**Written task**
Using the records below, locate all lines containing "this" and return them.

(Figure record listings)
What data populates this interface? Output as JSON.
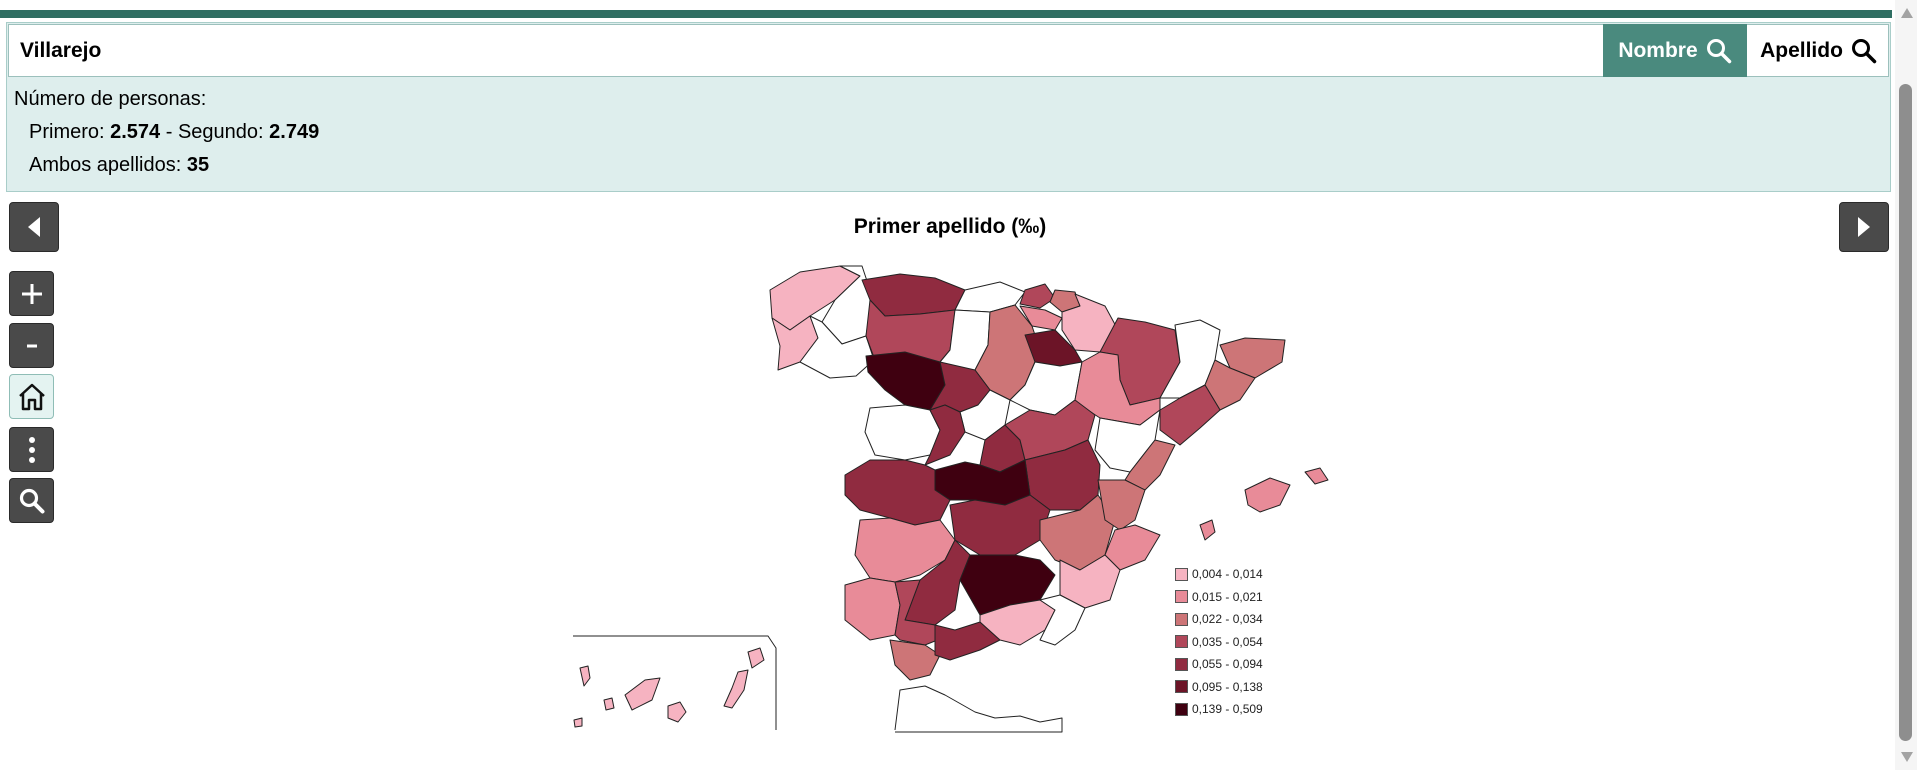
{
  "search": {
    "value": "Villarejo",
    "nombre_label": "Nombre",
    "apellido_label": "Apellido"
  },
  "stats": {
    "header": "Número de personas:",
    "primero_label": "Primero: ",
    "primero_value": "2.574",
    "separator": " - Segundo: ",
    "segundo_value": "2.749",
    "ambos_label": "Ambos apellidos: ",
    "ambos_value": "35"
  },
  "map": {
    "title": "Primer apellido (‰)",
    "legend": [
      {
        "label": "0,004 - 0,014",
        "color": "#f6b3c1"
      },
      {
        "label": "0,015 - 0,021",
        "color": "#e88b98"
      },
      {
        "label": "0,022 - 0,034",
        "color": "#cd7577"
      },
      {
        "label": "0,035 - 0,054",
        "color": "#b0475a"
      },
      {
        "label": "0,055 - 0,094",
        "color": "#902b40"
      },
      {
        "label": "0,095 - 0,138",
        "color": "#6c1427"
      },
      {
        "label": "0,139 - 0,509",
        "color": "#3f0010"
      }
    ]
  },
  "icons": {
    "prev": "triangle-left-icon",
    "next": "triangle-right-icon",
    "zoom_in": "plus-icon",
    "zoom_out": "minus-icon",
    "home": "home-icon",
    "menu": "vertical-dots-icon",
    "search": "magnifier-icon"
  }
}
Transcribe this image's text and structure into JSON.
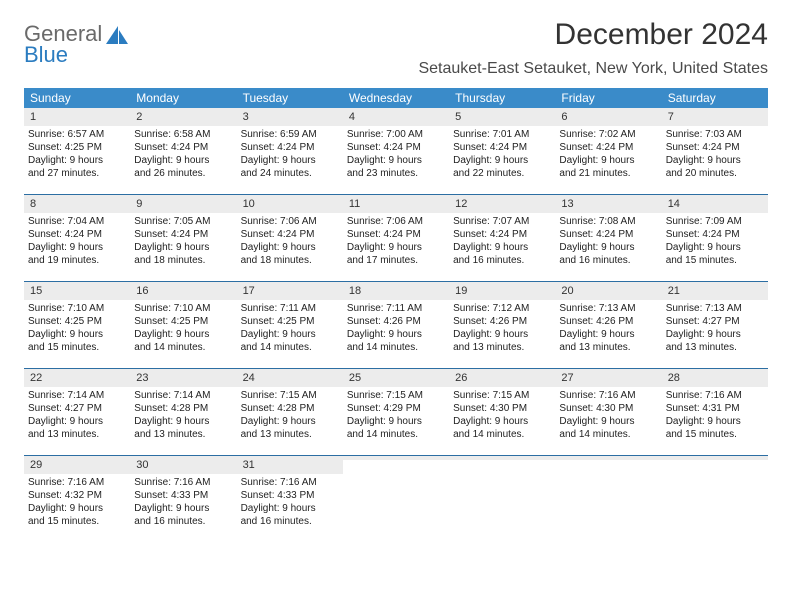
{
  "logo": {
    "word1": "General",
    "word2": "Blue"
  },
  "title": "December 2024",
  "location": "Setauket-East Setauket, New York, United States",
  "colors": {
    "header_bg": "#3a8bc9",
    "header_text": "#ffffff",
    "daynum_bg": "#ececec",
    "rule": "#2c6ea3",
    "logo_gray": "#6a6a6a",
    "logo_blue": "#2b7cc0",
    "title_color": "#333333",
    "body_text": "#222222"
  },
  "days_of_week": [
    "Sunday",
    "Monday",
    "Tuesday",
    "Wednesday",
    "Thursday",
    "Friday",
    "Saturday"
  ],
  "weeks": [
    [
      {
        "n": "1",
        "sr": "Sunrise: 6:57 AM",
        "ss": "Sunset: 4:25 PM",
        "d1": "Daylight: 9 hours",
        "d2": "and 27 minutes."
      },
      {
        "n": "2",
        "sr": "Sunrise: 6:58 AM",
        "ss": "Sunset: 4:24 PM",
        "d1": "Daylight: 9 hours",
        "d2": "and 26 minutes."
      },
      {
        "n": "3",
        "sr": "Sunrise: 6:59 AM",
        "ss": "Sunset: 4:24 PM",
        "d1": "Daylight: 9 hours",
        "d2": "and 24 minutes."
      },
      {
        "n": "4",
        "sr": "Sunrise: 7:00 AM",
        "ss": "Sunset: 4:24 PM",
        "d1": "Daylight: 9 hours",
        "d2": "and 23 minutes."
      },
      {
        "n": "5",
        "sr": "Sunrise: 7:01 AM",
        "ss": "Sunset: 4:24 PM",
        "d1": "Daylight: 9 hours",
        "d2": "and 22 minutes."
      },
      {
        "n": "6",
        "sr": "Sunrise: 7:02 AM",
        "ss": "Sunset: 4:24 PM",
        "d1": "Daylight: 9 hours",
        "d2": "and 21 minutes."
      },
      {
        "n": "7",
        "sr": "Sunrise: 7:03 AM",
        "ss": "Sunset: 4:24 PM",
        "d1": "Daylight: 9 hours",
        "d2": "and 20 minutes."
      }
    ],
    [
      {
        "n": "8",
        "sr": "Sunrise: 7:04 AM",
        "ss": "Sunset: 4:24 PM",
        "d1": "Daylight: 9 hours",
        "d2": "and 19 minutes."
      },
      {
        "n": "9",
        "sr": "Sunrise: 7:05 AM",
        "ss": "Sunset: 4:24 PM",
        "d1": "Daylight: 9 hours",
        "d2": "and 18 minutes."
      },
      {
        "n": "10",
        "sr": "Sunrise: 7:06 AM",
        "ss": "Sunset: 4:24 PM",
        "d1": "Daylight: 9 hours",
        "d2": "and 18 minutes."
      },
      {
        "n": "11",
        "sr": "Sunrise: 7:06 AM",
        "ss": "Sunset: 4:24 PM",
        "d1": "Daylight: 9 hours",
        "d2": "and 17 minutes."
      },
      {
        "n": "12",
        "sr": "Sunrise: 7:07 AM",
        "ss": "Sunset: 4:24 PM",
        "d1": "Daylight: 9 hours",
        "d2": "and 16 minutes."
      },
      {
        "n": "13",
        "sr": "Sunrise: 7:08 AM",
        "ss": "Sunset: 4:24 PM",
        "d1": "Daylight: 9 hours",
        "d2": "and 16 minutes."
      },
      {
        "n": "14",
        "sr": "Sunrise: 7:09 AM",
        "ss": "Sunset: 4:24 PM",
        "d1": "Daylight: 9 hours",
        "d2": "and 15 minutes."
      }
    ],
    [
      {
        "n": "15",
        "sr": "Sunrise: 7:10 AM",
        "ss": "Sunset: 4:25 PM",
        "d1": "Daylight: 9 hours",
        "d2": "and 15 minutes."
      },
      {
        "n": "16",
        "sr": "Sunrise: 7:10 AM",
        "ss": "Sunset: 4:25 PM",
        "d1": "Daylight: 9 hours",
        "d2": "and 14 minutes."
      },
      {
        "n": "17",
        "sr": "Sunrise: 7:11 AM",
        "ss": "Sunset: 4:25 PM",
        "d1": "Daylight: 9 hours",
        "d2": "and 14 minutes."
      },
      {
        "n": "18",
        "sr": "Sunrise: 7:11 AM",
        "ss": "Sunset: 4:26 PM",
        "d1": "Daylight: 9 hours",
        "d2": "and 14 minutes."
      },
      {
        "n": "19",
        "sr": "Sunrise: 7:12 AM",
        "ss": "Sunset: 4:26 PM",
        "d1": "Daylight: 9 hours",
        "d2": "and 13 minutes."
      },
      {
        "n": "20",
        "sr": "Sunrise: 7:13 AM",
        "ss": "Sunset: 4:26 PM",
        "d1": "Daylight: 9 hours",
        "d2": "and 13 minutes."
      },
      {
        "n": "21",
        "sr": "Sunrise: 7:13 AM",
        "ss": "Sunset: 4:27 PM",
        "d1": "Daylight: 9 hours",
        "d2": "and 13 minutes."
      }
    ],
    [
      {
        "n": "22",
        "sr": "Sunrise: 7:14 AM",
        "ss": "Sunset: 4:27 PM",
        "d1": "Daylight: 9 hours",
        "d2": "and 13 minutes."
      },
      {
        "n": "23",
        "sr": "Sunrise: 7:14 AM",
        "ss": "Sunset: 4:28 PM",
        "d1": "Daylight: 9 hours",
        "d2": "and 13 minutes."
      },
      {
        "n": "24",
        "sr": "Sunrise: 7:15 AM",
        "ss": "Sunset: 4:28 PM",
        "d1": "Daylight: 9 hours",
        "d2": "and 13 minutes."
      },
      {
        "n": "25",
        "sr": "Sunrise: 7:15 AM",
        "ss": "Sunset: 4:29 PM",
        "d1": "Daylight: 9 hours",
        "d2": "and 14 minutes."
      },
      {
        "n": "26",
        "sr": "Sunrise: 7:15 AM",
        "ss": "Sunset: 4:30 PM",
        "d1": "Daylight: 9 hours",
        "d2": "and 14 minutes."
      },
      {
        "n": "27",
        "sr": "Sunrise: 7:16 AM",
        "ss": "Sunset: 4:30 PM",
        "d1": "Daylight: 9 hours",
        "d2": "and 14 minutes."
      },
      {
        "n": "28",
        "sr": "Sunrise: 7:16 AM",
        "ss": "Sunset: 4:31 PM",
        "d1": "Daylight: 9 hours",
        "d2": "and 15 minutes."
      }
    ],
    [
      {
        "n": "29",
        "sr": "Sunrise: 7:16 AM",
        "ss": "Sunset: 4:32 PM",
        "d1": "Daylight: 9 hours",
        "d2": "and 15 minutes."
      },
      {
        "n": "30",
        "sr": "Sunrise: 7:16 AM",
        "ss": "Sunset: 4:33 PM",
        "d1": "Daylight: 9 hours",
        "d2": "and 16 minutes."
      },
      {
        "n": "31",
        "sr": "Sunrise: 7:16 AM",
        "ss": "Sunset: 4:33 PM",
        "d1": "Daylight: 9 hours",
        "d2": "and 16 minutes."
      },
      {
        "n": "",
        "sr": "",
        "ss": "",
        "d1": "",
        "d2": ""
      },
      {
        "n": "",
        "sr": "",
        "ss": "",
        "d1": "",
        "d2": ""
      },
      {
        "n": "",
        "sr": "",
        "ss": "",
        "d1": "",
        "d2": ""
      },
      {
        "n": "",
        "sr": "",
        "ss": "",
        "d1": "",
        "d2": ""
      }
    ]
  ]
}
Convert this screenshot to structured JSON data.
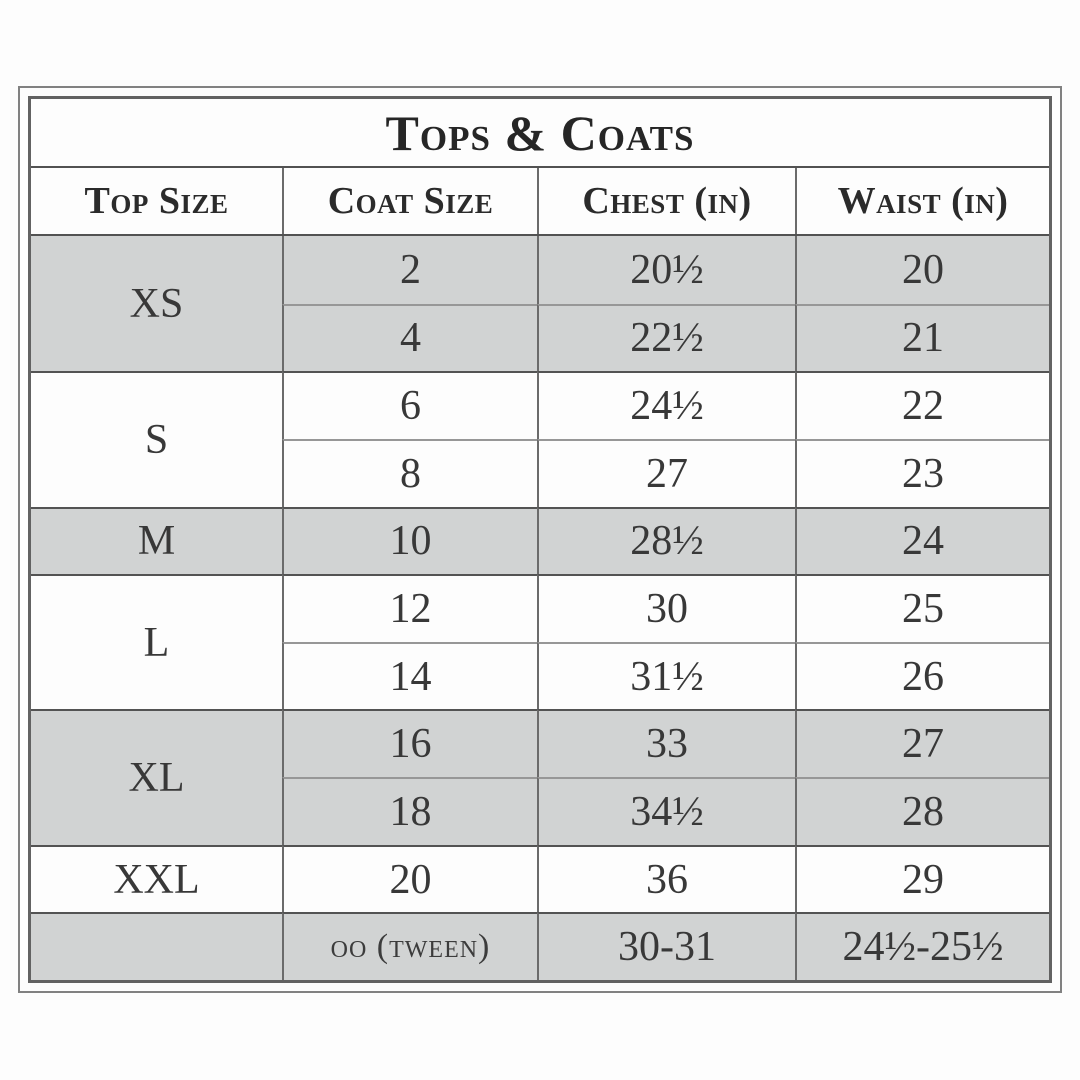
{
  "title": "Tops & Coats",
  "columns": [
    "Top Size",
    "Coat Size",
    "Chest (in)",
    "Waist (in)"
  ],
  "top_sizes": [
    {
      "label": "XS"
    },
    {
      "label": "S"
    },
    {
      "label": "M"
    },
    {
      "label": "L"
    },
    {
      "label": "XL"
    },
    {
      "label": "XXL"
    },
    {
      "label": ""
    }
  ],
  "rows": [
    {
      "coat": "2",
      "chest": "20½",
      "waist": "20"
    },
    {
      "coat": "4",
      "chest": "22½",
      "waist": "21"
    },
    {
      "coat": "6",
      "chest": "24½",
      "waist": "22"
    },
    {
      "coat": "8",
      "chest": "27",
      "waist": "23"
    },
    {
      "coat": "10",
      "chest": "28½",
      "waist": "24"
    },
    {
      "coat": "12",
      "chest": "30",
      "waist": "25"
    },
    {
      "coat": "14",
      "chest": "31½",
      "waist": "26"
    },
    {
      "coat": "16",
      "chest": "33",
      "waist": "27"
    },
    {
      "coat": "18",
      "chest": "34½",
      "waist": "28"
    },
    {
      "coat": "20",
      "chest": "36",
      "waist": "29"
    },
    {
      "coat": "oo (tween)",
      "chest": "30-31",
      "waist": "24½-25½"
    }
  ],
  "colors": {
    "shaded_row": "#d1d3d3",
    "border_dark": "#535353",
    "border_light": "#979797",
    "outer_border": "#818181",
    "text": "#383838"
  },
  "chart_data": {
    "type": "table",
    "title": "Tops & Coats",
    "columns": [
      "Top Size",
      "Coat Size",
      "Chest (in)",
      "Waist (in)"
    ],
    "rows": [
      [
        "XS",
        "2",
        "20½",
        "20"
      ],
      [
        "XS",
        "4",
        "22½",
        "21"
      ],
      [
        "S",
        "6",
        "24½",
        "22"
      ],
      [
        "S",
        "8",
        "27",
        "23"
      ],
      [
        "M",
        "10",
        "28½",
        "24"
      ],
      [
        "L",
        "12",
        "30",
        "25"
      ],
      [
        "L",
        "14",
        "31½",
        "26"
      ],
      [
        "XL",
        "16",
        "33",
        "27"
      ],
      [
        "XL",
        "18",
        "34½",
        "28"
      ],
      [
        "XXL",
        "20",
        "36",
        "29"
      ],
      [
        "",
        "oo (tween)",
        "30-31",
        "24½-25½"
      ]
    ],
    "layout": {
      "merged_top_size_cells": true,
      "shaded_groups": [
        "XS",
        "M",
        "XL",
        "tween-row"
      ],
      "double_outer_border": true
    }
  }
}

**Reply to the task**
What data populates this interface? Output as JSON.
Transcribe this image's text and structure into JSON.
Convert this screenshot to structured JSON data.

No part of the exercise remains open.